### Extrait:
----
Chasseurs de Dragons : le film

De preux chevaliers, des créatures magiques, des décors grandioses… Pour son premier long métrage en 3D, le studio parisien Mac Guff Ligne signe un film au visuel époustouflant. Une réussite dont Pixelcreation vous invite à découvrir les coulisses.

Cette aventure commence il y a douze ans, lorsque l’association des mots « chasseur » et « dragon » donne naissance à une histoire dans l’esprit d’Arthur Qwak. Celui-ci développe le look des personnages avec Valérie Hadida, puis parvient à intéresser suffisamment de monde pour décliner le concept en bande dessinée, puis en série TV, puis, aujourd’hui, en film. Un film dont il est devenu le coréalisateur avec Guillaume Ivernel.
L’histoire raconte les aventures d’un roi de l’arnaque, Gwizdo, et son compagnon d’aventures, le géant Lian-Chu. Leur spécialité ? Faire semblant de combattre de terribles monstres afin de soutirer de l’argent aux personnes crédules. Un jour, ils tombent sur la petite Zoé, nièce du Seigneur Arnold qui vit dans la hantise d’un dragon, authentique celui-là. En rencontrant Gwizdo et Lian-Chu, elle croit avoir trouvé les perles rares qui vont débarrasser la région de cette terrible menace. Mais les deux escrocs veulent seulement empocher la prime et filer à l’anglaise…

Les références d'Arthur Qwak et Guillaume Ivernel
Un peu à la façon de 1001 Pattes de Pixar, le scénario repose sur l’opposition souvent cocasse entre les espoirs que Zoé place en ceux qu’elle considère comme des sauveurs, et la réalité de ces deux antihéros. “Chasseurs de Dragons est une connexion,” explique Arthur Qwak. “D’un côté, des dragons et tout l’univers fantastique qui va avec, et de l’autre, le métier de chasseur et tous les problèmes liés au fait d’avoir un boulot : les contrats, les problèmes d’argent, les factures impayées... Pour Gwizdo, le prince charmant est le pire ennemi du chasseur parce qu’il casse le métier en bossant à l’œil. J’aime bien les personnages qui ne sont ni Jedi, ni chevalier ou guerrier ou magicien, mais des gens comme vous et moi. On s’y attache immédiatement parce qu’ils sont proches de nous.”
Lorsque Chasseurs de Dragons est mis en chantier, les deux réalisateurs bénéficient de plus d’une décennie de développement visuel. Les personnages sont déjà dessinés, leur univers aussi. Cependant, pour transposer cette esthétique sous forme de long-métrage, il faut pousser la recherche visuelle bien plus avant. “J’avais en tête un mélange de romantisme allemand à la Gaspard Friedrich et d’orientalistes pour la lumière,” raconte Ivernel. “Et puis les illustrateurs anglo-saxons des années 70 comme Roger Dean ou encore Moebius en France. Et, bien sûr, l’animation japonaise.” De son côté, Arthur Qwak lorgne vers d’autres références : “Il y a les vieux Disney comme Blanche-Neige et les Sept Nains, ou encore Les Dents de la Mer ou Bandits Bandits, mais aussi l’époque « Métal Hurlant » et des auteurs comme Moebius, Giger ou Corben. En fait, on voulait faire un film drôle et flippant à la fois. J’aime bien entretenir l’idée du contraste dans une histoire, c’est ce qui peut en faire sa richesse. Pour résumer, l’idée était d’imaginer quel serait le look d’une aventure de Tom et Jerry chez Le Seigneur des Anneaux !”
----
### Consignes:
a: Selon l'article sur Chasseurs de Dragons, quel studio a produit ce premier long métrage en 3D ?
b: Reprenez l'article sur Chasseurs de Dragons là où il s'arrête et rédigez-en la suite.
La liste n'est pas nécessaire pour effectuer le travail demandé.

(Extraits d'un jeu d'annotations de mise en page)
----
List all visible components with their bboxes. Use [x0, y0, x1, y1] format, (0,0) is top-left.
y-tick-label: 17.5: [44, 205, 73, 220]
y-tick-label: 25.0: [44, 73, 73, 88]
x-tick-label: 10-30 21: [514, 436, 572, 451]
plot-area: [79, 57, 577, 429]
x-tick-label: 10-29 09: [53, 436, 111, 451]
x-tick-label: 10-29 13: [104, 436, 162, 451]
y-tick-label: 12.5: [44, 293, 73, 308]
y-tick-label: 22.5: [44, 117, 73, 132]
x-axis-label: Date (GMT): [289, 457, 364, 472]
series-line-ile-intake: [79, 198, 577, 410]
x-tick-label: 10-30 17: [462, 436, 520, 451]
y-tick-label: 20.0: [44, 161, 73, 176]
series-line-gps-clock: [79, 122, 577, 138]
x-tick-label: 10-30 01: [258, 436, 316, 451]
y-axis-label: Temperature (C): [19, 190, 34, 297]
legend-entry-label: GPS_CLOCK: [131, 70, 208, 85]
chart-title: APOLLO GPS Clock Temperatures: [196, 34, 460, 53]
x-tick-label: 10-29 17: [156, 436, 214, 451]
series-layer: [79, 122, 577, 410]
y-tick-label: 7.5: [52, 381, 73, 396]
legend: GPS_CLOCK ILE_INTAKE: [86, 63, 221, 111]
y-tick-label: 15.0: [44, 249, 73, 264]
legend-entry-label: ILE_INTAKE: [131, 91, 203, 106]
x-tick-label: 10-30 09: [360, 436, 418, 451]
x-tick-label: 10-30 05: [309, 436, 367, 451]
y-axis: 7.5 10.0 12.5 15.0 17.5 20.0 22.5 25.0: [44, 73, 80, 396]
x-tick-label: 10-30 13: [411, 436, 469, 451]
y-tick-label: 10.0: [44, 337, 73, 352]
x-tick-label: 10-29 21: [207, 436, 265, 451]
----
### Réponses:
a: Le studio parisien Mac Guff Ligne.

b:
Mac Guff Ligne principal studio
Pour concrétiser cette vision, les deux réalisateurs font appel au studio Mac Guff Ligne, gros producteur d’animation 3D (voir notre galerie L’Odyssée de la Vie). 150 personnes au total participent au projet pendant plus de quatorze mois, avec une moyenne de 90 artistes en permanence. Parmi l’équipe de supervision, Bruno Chauffard, Chef de Projet 3D, et Nicolas Brack, Superviseur des personnages et de l’éclairage.
Première étape, s’adapter aux besoins d’un film entièrement généré en 3D, ce que le studio n’avait encore jamais fait. “Nous avions déjà entièrement réalisé les personnages d’Azur et Asmar, mais les décors avaient été dessinés à la main,” raconte Bruno Chauffard. “Les personnages étaient tous en 3D avec un rendu 2D. Cela dit, Chasseurs de Dragons était un projet d’une autre envergure car il fallait cette fois tout créer.”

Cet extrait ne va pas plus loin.